===== Teks Hasil Ekstraksi =====

Pasal 3. Tempat Kedudukan
Pengurus Besar POGI berkedudukan di ibukota negara .
Pasal 4. Lambang Organisasi dan Mars POGI dijabarkan dalam ART
BAB II. ASAS, DASAR, SIFAT, TUJUAN DAN PEDOMAN
Pasal 5. Asas dan Dasar
POGI berasaskan Pancasila dan berdasarkan Undang Undang Dasar 1945.
Pasal 6. Sifat
POGI mempunyai sifat:
Ayat 1.
Merupakan satu-satunya organisasi profesi yang menghimpun para Dokter Spesialis Obstetri dan
Ginekologi di Indonesia.
Ayat 2.
Merupakan badan organik Ikatan Dokter Indonesia (IDI) yang bersifat otonom.
Ayat 3.
Merupakan badan hukum nonprofit yang didirikan di depan notaris (Akta No. 28 tanggal 15 Juni
2001) dan telah diumumkan pada lembaran negara Nomor AHU 109.AH.01.07. Tahun 2012.
Pasal 7. Tujuan
POGI bertujuan:
Ayat 1.
Meningkatkan, mengembangkan dan mengamalkan ilmu dan teknologi obstetri dan ginekologi.
Ayat 2.
Menjaga dan meningkatkan mutu pelayanan obstetri dan ginekologi melalui pembinaan,
pengayoman, penghargaan dan advokasi para anggotanya secara berkesinambungan.
Ayat 3.
Meningkatkan derajat kesehatan reproduksi dan kesehatan perempuan Indonesia melalui
kemitraan dengan Pemerintah, organisasi profesi lainnya, lembaga swadaya dalam dan luar
negeri serta masyarakat.
Pasal 8. Pedoman
POGI berpedoman pada:
Sumpah Dokter
Kode Etik Kedokteran Indonesia
Pedoman Etik Obstetri dan Ginekologi Indonesia
Panduan Profesi Obstetri dan Ginekologi IndonesiaPerundang-undangan yang berlaku
BAB III. UPAYA
Pasal 9. Upaya
Ayat 1.
Berperan serta secara aktif pelaksanaan program-program kesehatan reproduksi dan kesehatan
perempuan.
Ayat 2.
Melakukan koordinasi penyelenggaraan pelayanan, pendidikan dan penelitian dalam bidang
kesehatan reproduksi dan kesehatan perempuan.
Ayat 3.

===== Data Sumber =====

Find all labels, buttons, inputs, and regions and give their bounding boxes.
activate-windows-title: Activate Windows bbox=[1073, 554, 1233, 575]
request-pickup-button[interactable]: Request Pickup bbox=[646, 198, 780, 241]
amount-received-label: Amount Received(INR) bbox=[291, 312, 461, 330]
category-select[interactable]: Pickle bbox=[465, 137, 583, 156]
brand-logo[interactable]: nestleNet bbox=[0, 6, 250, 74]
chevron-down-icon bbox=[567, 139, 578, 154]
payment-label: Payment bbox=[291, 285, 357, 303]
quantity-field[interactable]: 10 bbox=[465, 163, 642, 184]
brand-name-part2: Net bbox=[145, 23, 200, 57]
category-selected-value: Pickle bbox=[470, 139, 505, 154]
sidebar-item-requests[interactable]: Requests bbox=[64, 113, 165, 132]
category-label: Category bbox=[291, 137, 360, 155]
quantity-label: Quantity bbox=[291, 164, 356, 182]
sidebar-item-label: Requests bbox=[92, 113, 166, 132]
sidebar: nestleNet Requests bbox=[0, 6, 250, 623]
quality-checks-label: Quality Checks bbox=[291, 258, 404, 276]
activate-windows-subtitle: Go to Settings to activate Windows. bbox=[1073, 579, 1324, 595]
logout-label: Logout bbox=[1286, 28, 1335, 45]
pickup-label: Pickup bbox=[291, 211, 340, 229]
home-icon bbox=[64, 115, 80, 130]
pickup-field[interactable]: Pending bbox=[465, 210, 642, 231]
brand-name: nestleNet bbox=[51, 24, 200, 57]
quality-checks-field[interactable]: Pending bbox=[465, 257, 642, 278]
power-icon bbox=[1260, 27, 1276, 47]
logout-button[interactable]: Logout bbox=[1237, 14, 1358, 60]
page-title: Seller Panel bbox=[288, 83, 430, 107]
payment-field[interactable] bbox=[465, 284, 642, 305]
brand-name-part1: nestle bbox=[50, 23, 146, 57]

=====

> [Daftar Tugas]:
- 1) Jawablah pertanyaan berikut berdasarkan teks tentang POGI.
(a) Di mana Pengurus Besar POGI berkedudukan?
(b) Apa asas POGI?
(c) Apa nomor dan tanggal akta notaris pendirian POGI sebagai badan hukum nonprofit?
- 2) Tuliskan ulang kata demi kata bagian teks tentang POGI dari "Merupakan satu-satunya organisasi" sampai "109.AH.01.07. Tahun 2012.".

> [Jawaban yang Diharapkan]:
- 1)
(a) Di ibukota negara.
(b) Pancasila.
(c) Akta No. 28 tanggal 15 Juni 2001.

- 2)
Merupakan satu-satunya organisasi profesi yang menghimpun para Dokter Spesialis Obstetri dan
Ginekologi di Indonesia.
Ayat 2.
Merupakan badan organik Ikatan Dokter Indonesia (IDI) yang bersifat otonom.
Ayat 3.
Merupakan badan hukum nonprofit yang didirikan di depan notaris (Akta No. 28 tanggal 15 Juni
2001) dan telah diumumkan pada lembaran negara Nomor AHU 109.AH.01.07. Tahun 2012.